### LISTED RECORDS:
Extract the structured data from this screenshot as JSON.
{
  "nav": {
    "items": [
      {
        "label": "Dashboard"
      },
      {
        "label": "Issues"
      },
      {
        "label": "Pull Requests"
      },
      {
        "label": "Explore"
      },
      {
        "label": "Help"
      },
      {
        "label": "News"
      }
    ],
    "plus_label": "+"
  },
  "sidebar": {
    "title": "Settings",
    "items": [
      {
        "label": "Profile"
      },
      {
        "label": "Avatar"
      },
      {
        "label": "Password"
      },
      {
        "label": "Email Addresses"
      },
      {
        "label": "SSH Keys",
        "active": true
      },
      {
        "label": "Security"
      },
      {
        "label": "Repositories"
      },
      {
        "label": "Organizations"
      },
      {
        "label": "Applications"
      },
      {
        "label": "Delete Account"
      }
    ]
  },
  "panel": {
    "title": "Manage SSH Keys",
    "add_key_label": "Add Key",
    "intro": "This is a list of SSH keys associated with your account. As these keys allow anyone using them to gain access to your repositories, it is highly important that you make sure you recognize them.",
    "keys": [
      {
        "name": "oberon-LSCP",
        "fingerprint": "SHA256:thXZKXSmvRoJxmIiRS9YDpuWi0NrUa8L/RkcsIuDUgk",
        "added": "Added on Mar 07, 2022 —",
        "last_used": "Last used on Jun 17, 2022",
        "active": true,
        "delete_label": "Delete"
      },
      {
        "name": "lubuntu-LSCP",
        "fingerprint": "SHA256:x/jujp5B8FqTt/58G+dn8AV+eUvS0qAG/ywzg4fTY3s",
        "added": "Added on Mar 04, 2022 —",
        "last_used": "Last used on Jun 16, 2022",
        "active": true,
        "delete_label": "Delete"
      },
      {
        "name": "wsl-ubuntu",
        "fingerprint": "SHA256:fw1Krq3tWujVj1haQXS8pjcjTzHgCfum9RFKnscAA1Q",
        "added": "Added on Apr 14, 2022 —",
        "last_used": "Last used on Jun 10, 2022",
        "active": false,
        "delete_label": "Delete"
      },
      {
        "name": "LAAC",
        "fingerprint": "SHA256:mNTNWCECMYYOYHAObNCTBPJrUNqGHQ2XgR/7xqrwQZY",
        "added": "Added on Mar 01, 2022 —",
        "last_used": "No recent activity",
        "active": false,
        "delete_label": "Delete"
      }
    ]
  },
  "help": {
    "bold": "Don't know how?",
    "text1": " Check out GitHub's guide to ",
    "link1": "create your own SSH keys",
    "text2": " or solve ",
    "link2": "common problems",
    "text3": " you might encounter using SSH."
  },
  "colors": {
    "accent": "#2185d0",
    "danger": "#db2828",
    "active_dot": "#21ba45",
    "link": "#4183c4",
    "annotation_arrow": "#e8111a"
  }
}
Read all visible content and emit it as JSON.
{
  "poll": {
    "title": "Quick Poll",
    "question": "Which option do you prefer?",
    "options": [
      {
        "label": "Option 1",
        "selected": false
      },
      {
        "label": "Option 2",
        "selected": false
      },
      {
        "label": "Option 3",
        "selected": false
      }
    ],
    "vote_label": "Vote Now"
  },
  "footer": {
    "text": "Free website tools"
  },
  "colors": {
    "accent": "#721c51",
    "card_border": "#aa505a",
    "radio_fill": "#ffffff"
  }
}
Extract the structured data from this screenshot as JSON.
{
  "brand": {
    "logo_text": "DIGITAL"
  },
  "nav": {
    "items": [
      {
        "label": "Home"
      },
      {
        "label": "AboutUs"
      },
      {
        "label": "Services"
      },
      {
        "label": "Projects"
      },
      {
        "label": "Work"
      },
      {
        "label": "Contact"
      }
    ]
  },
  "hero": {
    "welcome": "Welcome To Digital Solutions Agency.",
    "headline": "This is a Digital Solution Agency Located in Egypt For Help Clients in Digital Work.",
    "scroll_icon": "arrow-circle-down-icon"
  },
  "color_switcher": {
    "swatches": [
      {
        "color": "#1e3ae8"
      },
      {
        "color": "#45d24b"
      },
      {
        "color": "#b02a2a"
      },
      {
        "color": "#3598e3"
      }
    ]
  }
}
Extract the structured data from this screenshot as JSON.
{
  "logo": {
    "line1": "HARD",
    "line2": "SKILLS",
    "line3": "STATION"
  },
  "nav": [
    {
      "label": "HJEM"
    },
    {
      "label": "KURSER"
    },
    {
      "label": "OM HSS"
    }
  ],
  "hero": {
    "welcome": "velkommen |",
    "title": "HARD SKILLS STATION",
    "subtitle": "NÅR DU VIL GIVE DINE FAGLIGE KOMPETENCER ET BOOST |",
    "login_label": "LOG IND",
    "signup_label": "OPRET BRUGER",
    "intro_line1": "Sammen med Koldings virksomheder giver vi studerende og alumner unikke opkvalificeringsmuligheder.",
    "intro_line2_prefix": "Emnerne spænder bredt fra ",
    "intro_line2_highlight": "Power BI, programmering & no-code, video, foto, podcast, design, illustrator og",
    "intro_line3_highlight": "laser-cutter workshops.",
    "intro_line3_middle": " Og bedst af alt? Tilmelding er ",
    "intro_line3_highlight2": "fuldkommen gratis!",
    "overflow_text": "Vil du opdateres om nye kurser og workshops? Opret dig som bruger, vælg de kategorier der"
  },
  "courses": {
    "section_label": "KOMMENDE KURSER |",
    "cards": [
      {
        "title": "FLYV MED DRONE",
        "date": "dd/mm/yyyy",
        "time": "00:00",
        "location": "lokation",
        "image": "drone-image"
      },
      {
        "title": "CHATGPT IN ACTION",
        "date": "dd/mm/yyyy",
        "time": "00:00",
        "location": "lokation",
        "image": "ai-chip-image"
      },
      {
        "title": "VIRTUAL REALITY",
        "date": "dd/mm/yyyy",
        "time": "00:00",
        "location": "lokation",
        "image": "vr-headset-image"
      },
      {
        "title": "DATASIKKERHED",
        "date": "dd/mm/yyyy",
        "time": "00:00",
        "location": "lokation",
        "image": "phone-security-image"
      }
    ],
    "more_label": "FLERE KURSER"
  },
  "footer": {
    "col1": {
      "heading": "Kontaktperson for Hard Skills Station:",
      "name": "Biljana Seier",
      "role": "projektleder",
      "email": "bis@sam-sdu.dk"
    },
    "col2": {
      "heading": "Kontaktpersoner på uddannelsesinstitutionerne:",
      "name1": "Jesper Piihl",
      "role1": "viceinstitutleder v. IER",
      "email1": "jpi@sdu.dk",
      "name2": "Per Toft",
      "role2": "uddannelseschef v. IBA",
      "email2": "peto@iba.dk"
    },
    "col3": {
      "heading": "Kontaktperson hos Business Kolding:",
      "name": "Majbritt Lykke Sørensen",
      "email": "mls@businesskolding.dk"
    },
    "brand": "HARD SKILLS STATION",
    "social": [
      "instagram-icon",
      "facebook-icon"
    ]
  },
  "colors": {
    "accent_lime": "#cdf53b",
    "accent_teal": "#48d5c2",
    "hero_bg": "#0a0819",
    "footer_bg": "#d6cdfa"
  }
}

### SET EXERCISE:
Every line above needs to be retyped exactly.

### OUTPUT OF THE TASK:
Extract the structured data from this screenshot as JSON.
{
  "nav": {
    "items": [
      {
        "label": "Dashboard"
      },
      {
        "label": "Issues"
      },
      {
        "label": "Pull Requests"
      },
      {
        "label": "Explore"
      },
      {
        "label": "Help"
      },
      {
        "label": "News"
      }
    ],
    "plus_label": "+"
  },
  "sidebar": {
    "title": "Settings",
    "items": [
      {
        "label": "Profile"
      },
      {
        "label": "Avatar"
      },
      {
        "label": "Password"
      },
      {
        "label": "Email Addresses"
      },
      {
        "label": "SSH Keys",
        "active": true
      },
      {
        "label": "Security"
      },
      {
        "label": "Repositories"
      },
      {
        "label": "Organizations"
      },
      {
        "label": "Applications"
      },
      {
        "label": "Delete Account"
      }
    ]
  },
  "panel": {
    "title": "Manage SSH Keys",
    "add_key_label": "Add Key",
    "intro": "This is a list of SSH keys associated with your account. As these keys allow anyone using them to gain access to your repositories, it is highly important that you make sure you recognize them.",
    "keys": [
      {
        "name": "oberon-LSCP",
        "fingerprint": "SHA256:thXZKXSmvRoJxmIiRS9YDpuWi0NrUa8L/RkcsIuDUgk",
        "added": "Added on Mar 07, 2022 —",
        "last_used": "Last used on Jun 17, 2022",
        "active": true,
        "delete_label": "Delete"
      },
      {
        "name": "lubuntu-LSCP",
        "fingerprint": "SHA256:x/jujp5B8FqTt/58G+dn8AV+eUvS0qAG/ywzg4fTY3s",
        "added": "Added on Mar 04, 2022 —",
        "last_used": "Last used on Jun 16, 2022",
        "active": true,
        "delete_label": "Delete"
      },
      {
        "name": "wsl-ubuntu",
        "fingerprint": "SHA256:fw1Krq3tWujVj1haQXS8pjcjTzHgCfum9RFKnscAA1Q",
        "added": "Added on Apr 14, 2022 —",
        "last_used": "Last used on Jun 10, 2022",
        "active": false,
        "delete_label": "Delete"
      },
      {
        "name": "LAAC",
        "fingerprint": "SHA256:mNTNWCECMYYOYHAObNCTBPJrUNqGHQ2XgR/7xqrwQZY",
        "added": "Added on Mar 01, 2022 —",
        "last_used": "No recent activity",
        "active": false,
        "delete_label": "Delete"
      }
    ]
  },
  "help": {
    "bold": "Don't know how?",
    "text1": " Check out GitHub's guide to ",
    "link1": "create your own SSH keys",
    "text2": " or solve ",
    "link2": "common problems",
    "text3": " you might encounter using SSH."
  },
  "colors": {
    "accent": "#2185d0",
    "danger": "#db2828",
    "active_dot": "#21ba45",
    "link": "#4183c4",
    "annotation_arrow": "#e8111a"
  }
}
Read all visible content and emit it as JSON.
{
  "poll": {
    "title": "Quick Poll",
    "question": "Which option do you prefer?",
    "options": [
      {
        "label": "Option 1",
        "selected": false
      },
      {
        "label": "Option 2",
        "selected": false
      },
      {
        "label": "Option 3",
        "selected": false
      }
    ],
    "vote_label": "Vote Now"
  },
  "footer": {
    "text": "Free website tools"
  },
  "colors": {
    "accent": "#721c51",
    "card_border": "#aa505a",
    "radio_fill": "#ffffff"
  }
}
Extract the structured data from this screenshot as JSON.
{
  "brand": {
    "logo_text": "DIGITAL"
  },
  "nav": {
    "items": [
      {
        "label": "Home"
      },
      {
        "label": "AboutUs"
      },
      {
        "label": "Services"
      },
      {
        "label": "Projects"
      },
      {
        "label": "Work"
      },
      {
        "label": "Contact"
      }
    ]
  },
  "hero": {
    "welcome": "Welcome To Digital Solutions Agency.",
    "headline": "This is a Digital Solution Agency Located in Egypt For Help Clients in Digital Work.",
    "scroll_icon": "arrow-circle-down-icon"
  },
  "color_switcher": {
    "swatches": [
      {
        "color": "#1e3ae8"
      },
      {
        "color": "#45d24b"
      },
      {
        "color": "#b02a2a"
      },
      {
        "color": "#3598e3"
      }
    ]
  }
}
Extract the structured data from this screenshot as JSON.
{
  "logo": {
    "line1": "HARD",
    "line2": "SKILLS",
    "line3": "STATION"
  },
  "nav": [
    {
      "label": "HJEM"
    },
    {
      "label": "KURSER"
    },
    {
      "label": "OM HSS"
    }
  ],
  "hero": {
    "welcome": "velkommen |",
    "title": "HARD SKILLS STATION",
    "subtitle": "NÅR DU VIL GIVE DINE FAGLIGE KOMPETENCER ET BOOST |",
    "login_label": "LOG IND",
    "signup_label": "OPRET BRUGER",
    "intro_line1": "Sammen med Koldings virksomheder giver vi studerende og alumner unikke opkvalificeringsmuligheder.",
    "intro_line2_prefix": "Emnerne spænder bredt fra ",
    "intro_line2_highlight": "Power BI, programmering & no-code, video, foto, podcast, design, illustrator og",
    "intro_line3_highlight": "laser-cutter workshops.",
    "intro_line3_middle": " Og bedst af alt? Tilmelding er ",
    "intro_line3_highlight2": "fuldkommen gratis!",
    "overflow_text": "Vil du opdateres om nye kurser og workshops? Opret dig som bruger, vælg de kategorier der"
  },
  "courses": {
    "section_label": "KOMMENDE KURSER |",
    "cards": [
      {
        "title": "FLYV MED DRONE",
        "date": "dd/mm/yyyy",
        "time": "00:00",
        "location": "lokation",
        "image": "drone-image"
      },
      {
        "title": "CHATGPT IN ACTION",
        "date": "dd/mm/yyyy",
        "time": "00:00",
        "location": "lokation",
        "image": "ai-chip-image"
      },
      {
        "title": "VIRTUAL REALITY",
        "date": "dd/mm/yyyy",
        "time": "00:00",
        "location": "lokation",
        "image": "vr-headset-image"
      },
      {
        "title": "DATASIKKERHED",
        "date": "dd/mm/yyyy",
        "time": "00:00",
        "location": "lokation",
        "image": "phone-security-image"
      }
    ],
    "more_label": "FLERE KURSER"
  },
  "footer": {
    "col1": {
      "heading": "Kontaktperson for Hard Skills Station:",
      "name": "Biljana Seier",
      "role": "projektleder",
      "email": "bis@sam-sdu.dk"
    },
    "col2": {
      "heading": "Kontaktpersoner på uddannelsesinstitutionerne:",
      "name1": "Jesper Piihl",
      "role1": "viceinstitutleder v. IER",
      "email1": "jpi@sdu.dk",
      "name2": "Per Toft",
      "role2": "uddannelseschef v. IBA",
      "email2": "peto@iba.dk"
    },
    "col3": {
      "heading": "Kontaktperson hos Business Kolding:",
      "name": "Majbritt Lykke Sørensen",
      "email": "mls@businesskolding.dk"
    },
    "brand": "HARD SKILLS STATION",
    "social": [
      "instagram-icon",
      "facebook-icon"
    ]
  },
  "colors": {
    "accent_lime": "#cdf53b",
    "accent_teal": "#48d5c2",
    "hero_bg": "#0a0819",
    "footer_bg": "#d6cdfa"
  }
}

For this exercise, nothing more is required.